- Data for this exercise
╭──
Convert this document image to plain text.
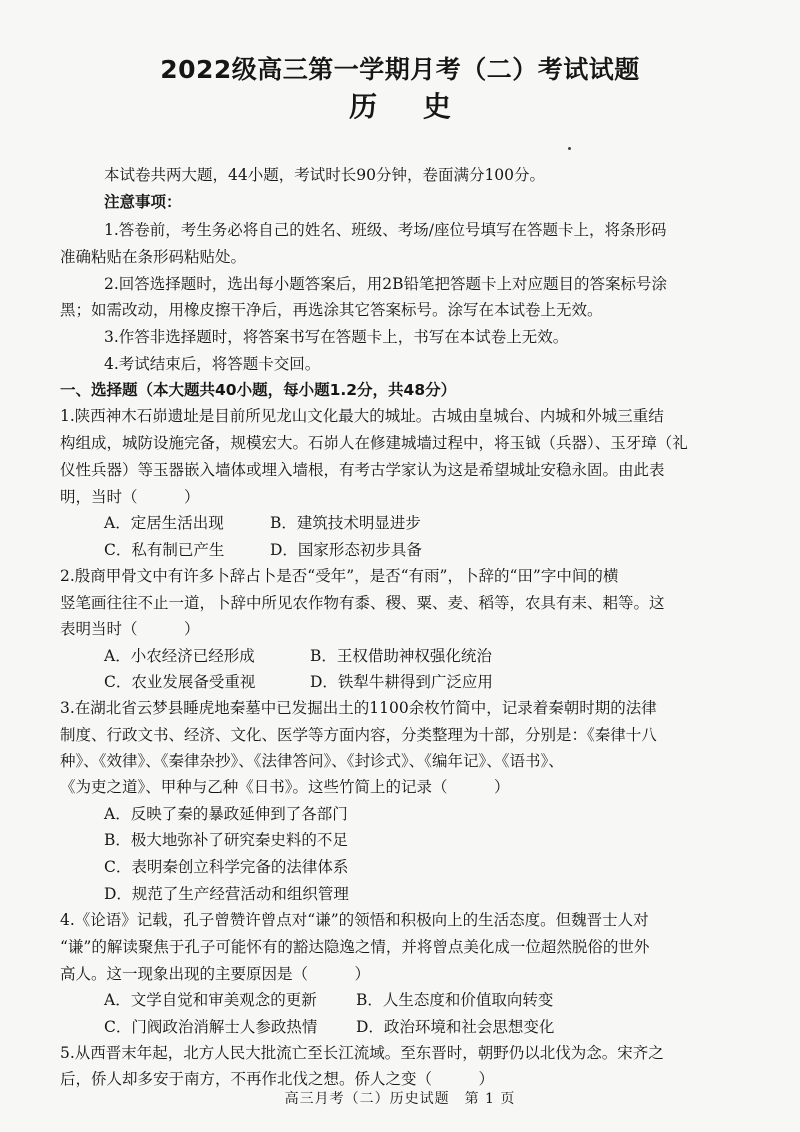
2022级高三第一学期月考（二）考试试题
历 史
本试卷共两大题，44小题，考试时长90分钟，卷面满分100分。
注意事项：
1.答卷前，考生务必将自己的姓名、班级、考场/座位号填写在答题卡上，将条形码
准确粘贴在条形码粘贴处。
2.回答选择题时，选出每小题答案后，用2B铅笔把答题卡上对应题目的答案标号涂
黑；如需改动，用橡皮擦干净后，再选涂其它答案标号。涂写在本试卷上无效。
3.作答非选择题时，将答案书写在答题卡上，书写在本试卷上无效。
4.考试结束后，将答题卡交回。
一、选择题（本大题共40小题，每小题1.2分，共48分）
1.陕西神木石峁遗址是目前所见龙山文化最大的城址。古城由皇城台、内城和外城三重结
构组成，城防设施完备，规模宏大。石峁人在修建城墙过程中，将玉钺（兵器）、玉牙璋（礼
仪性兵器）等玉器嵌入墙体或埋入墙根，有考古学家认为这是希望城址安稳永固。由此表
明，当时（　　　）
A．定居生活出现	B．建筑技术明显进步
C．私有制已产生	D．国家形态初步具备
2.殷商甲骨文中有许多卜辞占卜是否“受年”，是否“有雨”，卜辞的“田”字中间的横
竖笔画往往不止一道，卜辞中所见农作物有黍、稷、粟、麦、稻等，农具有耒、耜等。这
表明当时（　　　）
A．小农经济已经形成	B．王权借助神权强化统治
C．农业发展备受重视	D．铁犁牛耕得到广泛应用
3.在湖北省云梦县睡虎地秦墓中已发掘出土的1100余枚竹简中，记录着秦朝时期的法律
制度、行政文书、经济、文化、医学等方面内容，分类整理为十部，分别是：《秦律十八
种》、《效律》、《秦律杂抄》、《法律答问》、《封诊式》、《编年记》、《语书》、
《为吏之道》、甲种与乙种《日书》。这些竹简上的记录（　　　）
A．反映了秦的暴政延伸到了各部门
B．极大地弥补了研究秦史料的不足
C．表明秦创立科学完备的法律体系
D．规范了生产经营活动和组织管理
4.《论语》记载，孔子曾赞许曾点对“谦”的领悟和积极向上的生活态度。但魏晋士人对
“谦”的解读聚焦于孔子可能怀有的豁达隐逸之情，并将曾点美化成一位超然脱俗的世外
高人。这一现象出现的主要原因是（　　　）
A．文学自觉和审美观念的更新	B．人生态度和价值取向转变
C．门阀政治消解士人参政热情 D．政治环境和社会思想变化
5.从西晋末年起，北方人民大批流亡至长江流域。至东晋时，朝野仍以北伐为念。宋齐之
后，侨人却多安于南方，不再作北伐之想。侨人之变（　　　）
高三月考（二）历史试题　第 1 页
╰──
╭──
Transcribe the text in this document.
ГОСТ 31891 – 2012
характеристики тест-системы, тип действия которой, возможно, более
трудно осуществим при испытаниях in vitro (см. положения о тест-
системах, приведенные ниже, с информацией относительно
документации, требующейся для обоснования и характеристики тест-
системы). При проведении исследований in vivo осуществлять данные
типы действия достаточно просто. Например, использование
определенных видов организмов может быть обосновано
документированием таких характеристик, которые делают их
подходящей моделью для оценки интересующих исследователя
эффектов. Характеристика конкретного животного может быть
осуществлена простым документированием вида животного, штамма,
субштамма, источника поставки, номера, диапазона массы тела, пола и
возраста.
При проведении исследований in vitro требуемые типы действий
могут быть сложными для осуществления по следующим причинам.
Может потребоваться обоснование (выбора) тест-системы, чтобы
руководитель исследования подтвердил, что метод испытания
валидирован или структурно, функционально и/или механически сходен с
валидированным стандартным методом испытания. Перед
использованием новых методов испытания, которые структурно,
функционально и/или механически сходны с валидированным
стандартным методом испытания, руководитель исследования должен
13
╰──
╭──
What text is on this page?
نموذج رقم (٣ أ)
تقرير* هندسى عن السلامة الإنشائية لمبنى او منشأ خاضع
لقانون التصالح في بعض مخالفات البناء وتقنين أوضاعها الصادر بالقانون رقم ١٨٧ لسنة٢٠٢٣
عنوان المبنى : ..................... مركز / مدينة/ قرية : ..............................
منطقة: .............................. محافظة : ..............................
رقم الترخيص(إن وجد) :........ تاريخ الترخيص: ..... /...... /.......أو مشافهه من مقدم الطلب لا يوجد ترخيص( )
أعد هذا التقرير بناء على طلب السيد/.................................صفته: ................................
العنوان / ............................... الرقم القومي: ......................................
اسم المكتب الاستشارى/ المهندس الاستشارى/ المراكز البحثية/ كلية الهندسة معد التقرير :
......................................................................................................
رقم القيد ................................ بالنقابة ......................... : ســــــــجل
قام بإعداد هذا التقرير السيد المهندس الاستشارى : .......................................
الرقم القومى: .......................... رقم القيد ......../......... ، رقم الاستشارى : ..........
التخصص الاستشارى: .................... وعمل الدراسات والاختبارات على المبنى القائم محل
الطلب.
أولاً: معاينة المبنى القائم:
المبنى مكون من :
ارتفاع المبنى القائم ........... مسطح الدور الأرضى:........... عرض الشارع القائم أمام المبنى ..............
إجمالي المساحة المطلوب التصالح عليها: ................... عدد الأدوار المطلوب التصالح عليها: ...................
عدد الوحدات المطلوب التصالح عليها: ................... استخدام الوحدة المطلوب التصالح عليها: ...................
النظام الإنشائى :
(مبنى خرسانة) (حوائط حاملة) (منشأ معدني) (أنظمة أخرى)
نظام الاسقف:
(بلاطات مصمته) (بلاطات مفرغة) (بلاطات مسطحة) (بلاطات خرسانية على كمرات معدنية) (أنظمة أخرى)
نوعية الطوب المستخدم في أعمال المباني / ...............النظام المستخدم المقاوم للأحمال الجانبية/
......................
╰──
- Task prompt
Only a number is wanted: how many lines of the material above hold "тест"?

- Response to the exercise
4